• [Given entries]

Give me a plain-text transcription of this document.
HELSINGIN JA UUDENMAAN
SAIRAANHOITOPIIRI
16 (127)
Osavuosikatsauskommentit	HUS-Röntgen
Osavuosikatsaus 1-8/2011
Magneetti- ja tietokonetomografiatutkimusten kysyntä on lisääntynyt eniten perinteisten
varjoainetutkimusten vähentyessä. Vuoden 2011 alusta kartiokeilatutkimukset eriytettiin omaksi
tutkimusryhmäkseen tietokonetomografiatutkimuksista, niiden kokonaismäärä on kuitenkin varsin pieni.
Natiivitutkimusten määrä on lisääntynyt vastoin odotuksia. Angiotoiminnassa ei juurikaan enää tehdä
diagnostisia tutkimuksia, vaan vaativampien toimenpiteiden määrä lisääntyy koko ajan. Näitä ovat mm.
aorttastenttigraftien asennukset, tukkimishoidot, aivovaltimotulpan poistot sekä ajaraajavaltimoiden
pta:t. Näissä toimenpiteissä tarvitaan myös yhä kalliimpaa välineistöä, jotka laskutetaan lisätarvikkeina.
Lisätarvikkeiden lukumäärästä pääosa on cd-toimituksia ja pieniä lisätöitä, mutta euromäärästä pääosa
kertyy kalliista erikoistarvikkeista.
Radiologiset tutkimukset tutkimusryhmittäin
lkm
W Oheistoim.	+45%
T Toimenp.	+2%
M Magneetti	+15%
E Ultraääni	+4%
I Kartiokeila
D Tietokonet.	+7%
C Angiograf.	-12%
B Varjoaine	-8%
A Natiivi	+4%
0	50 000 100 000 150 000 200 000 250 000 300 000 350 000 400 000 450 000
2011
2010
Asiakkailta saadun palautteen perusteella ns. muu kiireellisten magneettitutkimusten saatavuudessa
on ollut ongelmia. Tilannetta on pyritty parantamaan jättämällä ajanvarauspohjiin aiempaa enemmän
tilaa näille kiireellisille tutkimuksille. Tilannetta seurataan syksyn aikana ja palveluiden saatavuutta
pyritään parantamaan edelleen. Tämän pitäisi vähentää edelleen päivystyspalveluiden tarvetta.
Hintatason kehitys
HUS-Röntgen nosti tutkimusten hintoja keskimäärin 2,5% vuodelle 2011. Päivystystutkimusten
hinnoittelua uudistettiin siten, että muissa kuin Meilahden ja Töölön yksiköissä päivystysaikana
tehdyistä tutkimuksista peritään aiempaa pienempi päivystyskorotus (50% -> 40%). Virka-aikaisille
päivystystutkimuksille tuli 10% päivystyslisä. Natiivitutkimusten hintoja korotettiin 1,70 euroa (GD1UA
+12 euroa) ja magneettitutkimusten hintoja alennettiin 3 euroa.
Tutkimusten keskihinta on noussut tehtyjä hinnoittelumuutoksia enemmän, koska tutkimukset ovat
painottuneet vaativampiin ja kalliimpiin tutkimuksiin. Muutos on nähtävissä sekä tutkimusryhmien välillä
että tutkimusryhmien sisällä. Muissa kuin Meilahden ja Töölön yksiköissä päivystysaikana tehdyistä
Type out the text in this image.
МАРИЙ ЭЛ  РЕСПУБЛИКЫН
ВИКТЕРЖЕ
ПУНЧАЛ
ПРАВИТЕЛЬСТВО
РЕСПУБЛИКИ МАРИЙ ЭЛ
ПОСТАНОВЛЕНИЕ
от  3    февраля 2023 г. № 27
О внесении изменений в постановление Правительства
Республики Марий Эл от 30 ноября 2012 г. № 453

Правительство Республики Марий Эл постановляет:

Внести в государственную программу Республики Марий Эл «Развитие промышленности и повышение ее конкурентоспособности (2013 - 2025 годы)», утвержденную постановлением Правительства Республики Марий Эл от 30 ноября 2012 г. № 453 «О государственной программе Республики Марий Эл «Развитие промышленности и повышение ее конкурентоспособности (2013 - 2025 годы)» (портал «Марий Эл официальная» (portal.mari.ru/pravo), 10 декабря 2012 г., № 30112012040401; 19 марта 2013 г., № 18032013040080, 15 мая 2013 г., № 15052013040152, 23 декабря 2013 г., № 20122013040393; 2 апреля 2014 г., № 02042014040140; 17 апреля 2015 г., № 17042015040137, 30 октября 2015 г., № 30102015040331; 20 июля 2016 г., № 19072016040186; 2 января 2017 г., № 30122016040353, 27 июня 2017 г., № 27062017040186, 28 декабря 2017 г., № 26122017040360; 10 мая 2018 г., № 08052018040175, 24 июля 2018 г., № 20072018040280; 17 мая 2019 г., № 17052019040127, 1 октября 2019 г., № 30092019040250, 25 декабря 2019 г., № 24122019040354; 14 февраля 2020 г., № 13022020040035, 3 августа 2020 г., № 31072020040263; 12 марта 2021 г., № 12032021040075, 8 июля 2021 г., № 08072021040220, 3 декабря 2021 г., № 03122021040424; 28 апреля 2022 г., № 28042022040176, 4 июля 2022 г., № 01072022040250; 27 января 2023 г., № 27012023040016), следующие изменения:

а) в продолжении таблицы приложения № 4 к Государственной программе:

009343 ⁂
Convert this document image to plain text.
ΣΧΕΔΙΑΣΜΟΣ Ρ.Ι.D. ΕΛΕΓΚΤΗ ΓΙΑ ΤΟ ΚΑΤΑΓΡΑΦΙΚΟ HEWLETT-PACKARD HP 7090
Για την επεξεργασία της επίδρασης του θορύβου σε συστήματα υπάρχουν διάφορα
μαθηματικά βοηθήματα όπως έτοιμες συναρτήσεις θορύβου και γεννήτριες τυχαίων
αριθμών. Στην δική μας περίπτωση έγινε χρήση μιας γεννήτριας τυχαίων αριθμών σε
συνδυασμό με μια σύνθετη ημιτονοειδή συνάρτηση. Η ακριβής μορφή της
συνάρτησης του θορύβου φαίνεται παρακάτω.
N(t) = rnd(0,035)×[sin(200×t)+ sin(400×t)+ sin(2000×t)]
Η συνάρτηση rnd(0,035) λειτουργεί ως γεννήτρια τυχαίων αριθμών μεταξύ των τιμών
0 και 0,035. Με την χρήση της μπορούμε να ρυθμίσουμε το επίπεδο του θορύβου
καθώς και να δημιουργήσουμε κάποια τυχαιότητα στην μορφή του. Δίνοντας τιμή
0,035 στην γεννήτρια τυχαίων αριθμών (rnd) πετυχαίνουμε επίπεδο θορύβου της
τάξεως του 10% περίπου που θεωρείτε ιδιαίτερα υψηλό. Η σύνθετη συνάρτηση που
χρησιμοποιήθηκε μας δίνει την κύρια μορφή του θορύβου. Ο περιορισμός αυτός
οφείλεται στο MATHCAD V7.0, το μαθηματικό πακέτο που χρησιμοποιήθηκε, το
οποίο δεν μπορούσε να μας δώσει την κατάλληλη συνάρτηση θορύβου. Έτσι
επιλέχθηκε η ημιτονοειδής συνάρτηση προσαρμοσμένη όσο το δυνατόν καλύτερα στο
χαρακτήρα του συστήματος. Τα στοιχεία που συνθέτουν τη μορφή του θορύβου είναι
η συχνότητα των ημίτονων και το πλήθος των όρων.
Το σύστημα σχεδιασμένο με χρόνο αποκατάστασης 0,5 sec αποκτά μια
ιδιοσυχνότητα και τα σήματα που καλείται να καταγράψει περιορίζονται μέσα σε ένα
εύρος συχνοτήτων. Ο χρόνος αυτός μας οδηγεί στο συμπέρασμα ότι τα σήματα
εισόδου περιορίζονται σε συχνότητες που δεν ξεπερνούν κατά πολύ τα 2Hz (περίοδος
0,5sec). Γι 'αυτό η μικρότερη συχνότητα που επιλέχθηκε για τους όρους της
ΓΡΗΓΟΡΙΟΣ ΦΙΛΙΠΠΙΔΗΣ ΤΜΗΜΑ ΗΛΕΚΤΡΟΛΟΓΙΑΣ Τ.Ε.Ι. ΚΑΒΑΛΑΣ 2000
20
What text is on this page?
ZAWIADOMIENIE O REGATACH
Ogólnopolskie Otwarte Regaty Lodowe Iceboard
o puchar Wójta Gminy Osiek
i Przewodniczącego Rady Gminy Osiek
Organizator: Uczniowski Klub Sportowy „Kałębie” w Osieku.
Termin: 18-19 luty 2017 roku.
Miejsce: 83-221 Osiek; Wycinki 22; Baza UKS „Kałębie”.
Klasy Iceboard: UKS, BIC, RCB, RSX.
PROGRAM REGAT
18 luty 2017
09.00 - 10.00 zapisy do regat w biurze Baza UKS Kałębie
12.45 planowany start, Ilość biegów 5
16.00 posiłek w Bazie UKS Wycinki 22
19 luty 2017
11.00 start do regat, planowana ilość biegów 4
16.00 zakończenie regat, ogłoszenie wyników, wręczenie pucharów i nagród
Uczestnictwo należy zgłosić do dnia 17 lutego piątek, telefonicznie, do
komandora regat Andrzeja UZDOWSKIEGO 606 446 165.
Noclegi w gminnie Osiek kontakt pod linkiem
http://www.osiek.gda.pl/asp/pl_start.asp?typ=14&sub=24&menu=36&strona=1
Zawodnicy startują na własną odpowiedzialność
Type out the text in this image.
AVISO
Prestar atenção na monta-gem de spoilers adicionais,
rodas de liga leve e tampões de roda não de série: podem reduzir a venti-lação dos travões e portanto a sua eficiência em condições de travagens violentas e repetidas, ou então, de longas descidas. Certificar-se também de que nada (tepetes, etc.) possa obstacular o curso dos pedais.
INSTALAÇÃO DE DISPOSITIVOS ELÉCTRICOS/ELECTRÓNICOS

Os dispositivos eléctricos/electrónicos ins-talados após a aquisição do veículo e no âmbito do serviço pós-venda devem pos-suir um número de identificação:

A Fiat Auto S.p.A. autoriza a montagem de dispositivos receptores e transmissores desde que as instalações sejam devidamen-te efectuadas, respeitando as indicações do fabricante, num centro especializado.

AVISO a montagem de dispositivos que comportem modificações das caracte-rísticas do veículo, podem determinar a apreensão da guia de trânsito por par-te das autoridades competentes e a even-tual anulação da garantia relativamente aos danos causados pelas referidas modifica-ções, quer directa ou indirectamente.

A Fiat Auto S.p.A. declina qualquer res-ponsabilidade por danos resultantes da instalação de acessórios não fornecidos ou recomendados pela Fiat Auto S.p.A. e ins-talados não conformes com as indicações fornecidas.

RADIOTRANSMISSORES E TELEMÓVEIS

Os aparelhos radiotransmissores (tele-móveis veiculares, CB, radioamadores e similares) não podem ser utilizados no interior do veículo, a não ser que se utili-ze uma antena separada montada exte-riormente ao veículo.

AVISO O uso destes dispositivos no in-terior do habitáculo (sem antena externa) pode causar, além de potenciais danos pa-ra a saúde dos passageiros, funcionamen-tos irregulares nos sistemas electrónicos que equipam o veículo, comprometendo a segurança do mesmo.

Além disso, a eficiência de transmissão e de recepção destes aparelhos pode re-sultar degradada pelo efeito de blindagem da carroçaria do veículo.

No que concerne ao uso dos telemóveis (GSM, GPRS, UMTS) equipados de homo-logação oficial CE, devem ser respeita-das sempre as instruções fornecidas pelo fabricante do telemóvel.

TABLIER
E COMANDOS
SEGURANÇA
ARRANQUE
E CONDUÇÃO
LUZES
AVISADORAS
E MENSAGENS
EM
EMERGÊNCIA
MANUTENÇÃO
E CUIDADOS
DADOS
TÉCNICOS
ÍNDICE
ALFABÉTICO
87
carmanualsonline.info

• [What is being asked]
Among the entries above, how many lines hold the string "yksiköissä"? Respond with nothing but the number.

• [Output]
2